**PROBLEMA A RESOLVER:**
Prolonga el texto sobre las versiones locales del carnaval a partir de su última oración.

**TEXTO DADO:**
+---+
Cada localidad y región tiene su propia versión del carnaval, caracterizada por tipos particulares de música, coreografía, vestimenta, juego, secuencia ritual y rememoración del pasado histórico, y es considerada por sus cultores como carta de identidad cultural. Si en Tambobamba (Cotabambas, Apurímac) el momento central del carnaval es el recojo de flores en la explanada de T’ikapampa, que se considera una experiencia por la que todo poblador tambobambino debe pasar, en el Carnaval de Tambogán y Utao (Huánuco) se hace rememoración de un levantamiento indígena ocurrido realmente en tiempos de carnaval, durante el proceso de Emancipación, y se pone en práctica la suspensión de la estructura política y una sustitución de los roles entre los varones y las mujeres, quienes asumen durante este tiempo el poder simbólico de aquellos, tal como las autoridades coloniales temían que pudiera suceder. La forma que adopta esta expresión en Santiago de Chocorvos (Huaytará, Huancavelica) es resultado de la interacción entre una sociedad local marcada por la emigración masiva y la cultura urbana, cuyo resultado ha sido la revitalización de esta fiesta, potenciando algunos de sus elementos más característicos, como la organización en comparsas de música, baile y canto y el uso del corno llamado waraqo, lo que hace de este carnaval la más importante expresión de identidad del distrito. El carácter del carnaval como expresión de identidad es aún más marcado en los otros dos casos. En el Carnaval de Santiago de Pupuja (Azángaro, Puno), celebración de la actividad agrícola y ganadera en una región que supervive dentro de una economía de subsistencia, actualmente precaria, ha cobrado gran importancia la representación de su danza como un género de baile, con una vestimenta, una coreografía y una ejecución musical claramente identificables, que confieren a esta expresión el papel de carta de presentación de las tradiciones del distrito en el rico y competitivo panorama puneño. En el caso de Marco (Jauja, Junín), la
danza del carnaval es una representación de la marcación de ovinos y ha pasado por un importante proceso de difusión a partir de la organización de las comparsas por los «barrios» —una forma de asociación tradicional alrededor de las cruces de capillas—, pero ha sido su paso por el festival folclórico el que la ha convertido en un género muy popular en la región, y a la vez muy codificado, representado ahora en pasacalles y escenarios, dentro de un marcado ambiente de competencia entre los barrios.
+---+
**SECCIÓN DE DATOS:**
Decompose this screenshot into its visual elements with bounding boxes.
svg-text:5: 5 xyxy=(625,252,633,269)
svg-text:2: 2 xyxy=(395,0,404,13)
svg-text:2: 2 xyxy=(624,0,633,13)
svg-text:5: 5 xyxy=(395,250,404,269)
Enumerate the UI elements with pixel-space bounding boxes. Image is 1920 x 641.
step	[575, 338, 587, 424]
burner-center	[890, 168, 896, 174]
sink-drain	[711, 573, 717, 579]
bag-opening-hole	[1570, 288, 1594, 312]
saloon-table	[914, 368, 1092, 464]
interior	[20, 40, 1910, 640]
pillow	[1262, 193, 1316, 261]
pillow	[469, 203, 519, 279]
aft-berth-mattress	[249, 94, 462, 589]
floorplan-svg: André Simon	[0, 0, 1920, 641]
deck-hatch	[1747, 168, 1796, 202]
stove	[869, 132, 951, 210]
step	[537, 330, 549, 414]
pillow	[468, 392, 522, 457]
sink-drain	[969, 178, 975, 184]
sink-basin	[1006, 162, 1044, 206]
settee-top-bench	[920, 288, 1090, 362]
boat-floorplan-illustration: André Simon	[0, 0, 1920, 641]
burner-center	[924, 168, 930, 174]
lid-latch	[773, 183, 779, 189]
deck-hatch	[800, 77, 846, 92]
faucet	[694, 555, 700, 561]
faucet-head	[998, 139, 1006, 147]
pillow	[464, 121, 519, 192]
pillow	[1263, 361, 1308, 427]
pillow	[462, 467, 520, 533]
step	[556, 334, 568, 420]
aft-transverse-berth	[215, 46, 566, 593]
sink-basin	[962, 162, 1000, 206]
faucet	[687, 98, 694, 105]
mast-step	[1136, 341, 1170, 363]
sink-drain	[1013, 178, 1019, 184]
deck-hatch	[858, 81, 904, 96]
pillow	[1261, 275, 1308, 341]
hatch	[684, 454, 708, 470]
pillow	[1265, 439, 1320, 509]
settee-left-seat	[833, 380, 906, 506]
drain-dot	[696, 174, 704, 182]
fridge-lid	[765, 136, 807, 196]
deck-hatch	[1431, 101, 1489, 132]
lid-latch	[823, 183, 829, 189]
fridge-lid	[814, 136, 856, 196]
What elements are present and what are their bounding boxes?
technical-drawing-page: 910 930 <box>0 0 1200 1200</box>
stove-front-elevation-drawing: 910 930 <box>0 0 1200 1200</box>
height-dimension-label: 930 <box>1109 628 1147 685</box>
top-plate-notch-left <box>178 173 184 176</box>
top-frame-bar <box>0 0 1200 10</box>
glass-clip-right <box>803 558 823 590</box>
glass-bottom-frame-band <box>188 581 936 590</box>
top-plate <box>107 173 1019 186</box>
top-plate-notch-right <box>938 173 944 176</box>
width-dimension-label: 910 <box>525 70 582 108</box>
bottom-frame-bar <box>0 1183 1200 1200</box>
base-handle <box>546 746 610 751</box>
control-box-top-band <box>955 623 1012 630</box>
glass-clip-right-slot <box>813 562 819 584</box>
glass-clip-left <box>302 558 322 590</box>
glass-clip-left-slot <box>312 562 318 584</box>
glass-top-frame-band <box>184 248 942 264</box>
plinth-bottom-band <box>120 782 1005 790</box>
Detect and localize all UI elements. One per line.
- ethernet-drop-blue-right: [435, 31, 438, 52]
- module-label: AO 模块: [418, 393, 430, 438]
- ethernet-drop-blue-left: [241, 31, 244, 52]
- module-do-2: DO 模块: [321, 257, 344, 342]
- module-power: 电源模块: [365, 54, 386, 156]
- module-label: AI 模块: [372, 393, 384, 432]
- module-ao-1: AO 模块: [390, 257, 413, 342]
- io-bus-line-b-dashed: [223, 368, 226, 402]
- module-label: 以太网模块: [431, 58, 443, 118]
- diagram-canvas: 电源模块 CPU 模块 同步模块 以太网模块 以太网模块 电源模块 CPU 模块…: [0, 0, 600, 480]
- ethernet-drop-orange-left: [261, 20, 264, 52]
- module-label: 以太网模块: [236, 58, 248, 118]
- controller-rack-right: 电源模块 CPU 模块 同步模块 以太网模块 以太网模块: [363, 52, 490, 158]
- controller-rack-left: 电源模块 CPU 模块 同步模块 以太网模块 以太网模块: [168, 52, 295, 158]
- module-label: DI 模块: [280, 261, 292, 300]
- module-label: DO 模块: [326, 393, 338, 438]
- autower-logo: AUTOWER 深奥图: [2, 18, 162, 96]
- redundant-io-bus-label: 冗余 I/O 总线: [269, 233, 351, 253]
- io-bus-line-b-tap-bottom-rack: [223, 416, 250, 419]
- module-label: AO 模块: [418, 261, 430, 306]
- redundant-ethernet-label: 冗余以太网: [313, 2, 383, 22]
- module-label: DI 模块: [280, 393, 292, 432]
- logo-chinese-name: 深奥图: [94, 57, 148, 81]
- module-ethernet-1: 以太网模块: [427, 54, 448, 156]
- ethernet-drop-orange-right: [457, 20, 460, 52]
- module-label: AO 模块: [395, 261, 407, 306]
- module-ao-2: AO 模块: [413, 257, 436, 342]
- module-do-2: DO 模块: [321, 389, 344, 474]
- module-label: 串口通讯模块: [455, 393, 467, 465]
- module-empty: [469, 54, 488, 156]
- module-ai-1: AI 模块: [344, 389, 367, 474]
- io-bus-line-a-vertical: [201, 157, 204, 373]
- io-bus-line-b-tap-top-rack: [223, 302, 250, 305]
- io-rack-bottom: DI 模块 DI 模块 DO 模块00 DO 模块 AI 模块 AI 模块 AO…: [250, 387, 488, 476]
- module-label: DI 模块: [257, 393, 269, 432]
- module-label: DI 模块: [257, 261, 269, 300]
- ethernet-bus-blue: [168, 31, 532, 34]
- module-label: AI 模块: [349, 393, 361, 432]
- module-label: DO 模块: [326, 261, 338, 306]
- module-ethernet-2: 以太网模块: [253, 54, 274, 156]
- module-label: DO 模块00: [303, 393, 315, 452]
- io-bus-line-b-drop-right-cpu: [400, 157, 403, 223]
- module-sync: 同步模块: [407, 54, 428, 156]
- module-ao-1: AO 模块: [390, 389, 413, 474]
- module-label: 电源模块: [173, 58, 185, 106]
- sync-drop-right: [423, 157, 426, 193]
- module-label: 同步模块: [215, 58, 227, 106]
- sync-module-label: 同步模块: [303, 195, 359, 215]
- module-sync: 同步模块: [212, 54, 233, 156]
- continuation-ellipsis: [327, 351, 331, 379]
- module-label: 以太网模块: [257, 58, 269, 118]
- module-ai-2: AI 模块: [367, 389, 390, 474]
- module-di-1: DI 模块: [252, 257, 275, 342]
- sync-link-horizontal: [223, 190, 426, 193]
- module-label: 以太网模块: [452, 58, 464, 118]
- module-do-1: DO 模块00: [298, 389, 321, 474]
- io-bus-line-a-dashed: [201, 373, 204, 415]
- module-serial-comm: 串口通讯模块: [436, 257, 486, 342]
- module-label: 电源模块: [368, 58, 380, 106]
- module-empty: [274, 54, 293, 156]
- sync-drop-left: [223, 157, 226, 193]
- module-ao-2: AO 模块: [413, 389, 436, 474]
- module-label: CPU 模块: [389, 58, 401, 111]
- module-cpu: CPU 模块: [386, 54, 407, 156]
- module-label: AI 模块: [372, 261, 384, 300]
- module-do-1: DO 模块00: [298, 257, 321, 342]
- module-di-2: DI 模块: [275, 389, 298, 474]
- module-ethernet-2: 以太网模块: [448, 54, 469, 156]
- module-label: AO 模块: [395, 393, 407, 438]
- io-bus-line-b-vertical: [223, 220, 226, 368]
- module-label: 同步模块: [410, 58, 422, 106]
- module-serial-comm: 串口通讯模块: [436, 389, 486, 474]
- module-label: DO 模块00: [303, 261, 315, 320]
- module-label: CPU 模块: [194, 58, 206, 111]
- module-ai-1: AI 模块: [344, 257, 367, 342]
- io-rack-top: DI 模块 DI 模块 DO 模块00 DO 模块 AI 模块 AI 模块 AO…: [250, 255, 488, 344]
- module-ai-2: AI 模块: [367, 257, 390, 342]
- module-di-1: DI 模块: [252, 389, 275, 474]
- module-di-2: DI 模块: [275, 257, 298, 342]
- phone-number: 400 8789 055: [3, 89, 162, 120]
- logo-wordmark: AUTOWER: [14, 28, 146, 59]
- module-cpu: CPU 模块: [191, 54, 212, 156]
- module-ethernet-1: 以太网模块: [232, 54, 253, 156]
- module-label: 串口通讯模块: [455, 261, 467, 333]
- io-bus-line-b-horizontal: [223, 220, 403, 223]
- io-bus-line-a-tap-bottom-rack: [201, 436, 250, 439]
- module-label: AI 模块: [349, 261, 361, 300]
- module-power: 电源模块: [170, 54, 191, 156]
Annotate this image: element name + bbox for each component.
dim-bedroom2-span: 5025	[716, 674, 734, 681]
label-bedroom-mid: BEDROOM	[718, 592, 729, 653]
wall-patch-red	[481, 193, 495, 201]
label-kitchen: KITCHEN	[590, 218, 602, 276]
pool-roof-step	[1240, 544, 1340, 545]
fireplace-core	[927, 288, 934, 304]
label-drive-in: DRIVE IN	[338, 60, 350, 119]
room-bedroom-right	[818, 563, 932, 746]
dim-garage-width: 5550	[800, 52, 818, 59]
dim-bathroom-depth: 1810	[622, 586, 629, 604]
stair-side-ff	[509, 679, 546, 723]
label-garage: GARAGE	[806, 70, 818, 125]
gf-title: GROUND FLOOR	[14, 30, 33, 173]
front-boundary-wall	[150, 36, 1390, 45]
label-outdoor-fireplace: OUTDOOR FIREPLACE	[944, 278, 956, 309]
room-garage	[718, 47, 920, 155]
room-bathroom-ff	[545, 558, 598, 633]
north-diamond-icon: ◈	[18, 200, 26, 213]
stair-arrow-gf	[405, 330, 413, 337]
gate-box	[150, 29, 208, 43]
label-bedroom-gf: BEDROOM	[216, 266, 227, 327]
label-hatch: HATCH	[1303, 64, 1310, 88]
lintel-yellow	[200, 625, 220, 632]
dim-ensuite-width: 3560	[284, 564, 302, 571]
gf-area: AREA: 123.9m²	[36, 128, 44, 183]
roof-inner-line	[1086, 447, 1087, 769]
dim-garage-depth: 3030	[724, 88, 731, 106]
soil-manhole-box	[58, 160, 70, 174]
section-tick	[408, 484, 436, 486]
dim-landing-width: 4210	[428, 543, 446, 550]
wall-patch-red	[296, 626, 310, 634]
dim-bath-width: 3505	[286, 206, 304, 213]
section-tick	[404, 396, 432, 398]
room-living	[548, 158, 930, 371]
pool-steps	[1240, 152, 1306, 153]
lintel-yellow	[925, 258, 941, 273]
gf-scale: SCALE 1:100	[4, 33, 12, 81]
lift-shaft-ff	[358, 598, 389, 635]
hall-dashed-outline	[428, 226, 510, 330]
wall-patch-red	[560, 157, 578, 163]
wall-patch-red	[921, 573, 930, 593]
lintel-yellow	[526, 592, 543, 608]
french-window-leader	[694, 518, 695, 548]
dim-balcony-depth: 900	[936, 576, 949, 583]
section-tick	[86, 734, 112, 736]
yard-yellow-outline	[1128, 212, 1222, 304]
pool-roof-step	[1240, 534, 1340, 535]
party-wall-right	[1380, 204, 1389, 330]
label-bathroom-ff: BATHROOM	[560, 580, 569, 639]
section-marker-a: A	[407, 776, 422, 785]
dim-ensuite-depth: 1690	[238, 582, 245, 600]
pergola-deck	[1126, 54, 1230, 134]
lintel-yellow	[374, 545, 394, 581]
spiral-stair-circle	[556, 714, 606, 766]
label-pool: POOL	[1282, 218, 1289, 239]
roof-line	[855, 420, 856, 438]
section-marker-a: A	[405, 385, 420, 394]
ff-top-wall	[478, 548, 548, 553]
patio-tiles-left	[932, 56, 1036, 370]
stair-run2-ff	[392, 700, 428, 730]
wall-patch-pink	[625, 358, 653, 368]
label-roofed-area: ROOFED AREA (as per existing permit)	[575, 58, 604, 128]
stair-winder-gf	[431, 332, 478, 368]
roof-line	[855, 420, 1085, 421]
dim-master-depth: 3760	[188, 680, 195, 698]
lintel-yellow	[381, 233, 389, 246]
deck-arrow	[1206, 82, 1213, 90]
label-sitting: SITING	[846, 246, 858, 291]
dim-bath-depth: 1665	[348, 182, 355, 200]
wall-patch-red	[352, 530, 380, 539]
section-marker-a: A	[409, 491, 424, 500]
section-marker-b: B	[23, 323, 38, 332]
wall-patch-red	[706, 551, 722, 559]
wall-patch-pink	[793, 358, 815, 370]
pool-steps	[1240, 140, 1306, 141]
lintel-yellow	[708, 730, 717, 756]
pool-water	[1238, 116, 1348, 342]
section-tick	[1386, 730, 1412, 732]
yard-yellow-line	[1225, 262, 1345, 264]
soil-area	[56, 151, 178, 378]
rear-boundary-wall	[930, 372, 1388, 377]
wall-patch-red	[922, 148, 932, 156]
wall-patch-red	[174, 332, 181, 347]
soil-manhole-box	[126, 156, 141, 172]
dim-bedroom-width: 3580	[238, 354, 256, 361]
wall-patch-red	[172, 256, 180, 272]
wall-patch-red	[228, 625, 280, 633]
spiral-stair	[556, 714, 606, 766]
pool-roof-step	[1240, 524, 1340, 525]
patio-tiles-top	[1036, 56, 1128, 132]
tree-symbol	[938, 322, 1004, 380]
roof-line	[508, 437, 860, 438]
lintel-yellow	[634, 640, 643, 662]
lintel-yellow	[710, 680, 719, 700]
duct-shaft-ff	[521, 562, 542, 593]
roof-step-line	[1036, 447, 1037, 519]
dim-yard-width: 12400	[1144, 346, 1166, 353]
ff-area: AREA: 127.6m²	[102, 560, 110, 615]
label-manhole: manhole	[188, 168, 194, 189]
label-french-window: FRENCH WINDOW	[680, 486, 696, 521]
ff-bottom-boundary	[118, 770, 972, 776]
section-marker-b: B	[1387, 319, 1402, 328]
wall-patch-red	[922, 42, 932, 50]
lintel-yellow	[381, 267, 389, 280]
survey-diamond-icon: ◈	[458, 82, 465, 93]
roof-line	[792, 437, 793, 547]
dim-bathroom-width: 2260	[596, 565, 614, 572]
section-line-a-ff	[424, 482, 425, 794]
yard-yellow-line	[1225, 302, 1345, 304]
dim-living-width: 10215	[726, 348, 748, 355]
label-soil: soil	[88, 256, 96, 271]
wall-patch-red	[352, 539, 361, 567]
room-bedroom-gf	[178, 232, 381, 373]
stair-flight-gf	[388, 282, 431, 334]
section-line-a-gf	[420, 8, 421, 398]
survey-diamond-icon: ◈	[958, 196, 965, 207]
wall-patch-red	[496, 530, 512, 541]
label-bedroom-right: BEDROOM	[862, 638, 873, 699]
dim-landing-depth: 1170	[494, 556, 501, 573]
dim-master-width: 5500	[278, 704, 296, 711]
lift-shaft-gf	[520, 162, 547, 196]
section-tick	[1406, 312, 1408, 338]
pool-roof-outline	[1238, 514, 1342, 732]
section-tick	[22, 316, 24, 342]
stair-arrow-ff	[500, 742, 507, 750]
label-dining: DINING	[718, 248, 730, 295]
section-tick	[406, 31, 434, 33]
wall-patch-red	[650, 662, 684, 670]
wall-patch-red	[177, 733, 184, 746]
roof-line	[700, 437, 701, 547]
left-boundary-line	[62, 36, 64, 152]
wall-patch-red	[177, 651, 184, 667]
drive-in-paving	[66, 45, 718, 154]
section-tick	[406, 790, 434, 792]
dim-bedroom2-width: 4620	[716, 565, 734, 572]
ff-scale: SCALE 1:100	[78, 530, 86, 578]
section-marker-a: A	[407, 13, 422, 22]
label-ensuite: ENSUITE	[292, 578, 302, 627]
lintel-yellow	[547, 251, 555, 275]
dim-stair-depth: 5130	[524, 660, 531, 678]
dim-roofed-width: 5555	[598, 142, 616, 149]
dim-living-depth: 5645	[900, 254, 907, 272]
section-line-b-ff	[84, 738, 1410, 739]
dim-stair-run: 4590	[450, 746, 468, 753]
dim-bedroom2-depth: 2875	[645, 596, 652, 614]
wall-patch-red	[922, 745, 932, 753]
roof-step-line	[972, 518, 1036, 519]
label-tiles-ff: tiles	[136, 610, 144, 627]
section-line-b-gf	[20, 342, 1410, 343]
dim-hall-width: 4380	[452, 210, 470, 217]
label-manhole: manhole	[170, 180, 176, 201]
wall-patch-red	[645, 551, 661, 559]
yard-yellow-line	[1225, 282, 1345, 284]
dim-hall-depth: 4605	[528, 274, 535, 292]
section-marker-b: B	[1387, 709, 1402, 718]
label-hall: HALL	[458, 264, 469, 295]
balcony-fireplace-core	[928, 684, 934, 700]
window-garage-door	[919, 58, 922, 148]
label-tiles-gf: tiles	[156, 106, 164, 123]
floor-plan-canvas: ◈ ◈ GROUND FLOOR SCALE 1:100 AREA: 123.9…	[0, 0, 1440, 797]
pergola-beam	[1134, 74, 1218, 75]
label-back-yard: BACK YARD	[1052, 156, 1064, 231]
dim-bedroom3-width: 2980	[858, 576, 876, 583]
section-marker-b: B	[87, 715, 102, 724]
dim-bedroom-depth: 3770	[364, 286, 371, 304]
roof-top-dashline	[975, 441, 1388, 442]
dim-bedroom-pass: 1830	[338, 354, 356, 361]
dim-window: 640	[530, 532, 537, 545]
+---+
**RESPUESTA ESCRITA:**
En todos estos casos, el carnaval es un género regional de baile y de música, y aunque puedan establecerse algunos criterios generales, no puede reducirse a una forma prototípica: cada carnaval es representante de su universo particular, lo que hace de este género de fiestas el que más variantes presenta a lo largo del área andina. Los rituales y las fiestas de corte católico presentan cierta uniformidad en sus caracteres a lo largo del territorio; no así el carnaval, que admite multitud de influencias y que ha adquirido una forma particular en cada localidad, y es uno de los géneros festivos más variados y ricos del ciclo andino. Esto es una muestra, por supuesto, del carácter adaptable de la civilización que se desarrolló en estas tierras a todo tipo de circunstancias, y de su culto a las fuerzas generadoras de la vida. Pero es también producto del carácter original del carnaval, nacido de la refundición del ciclo festivo romano con el mensaje cristiano, ante el cual reivindica el goce físico, con toda su carga subversiva, como una necesidad de la existencia humana.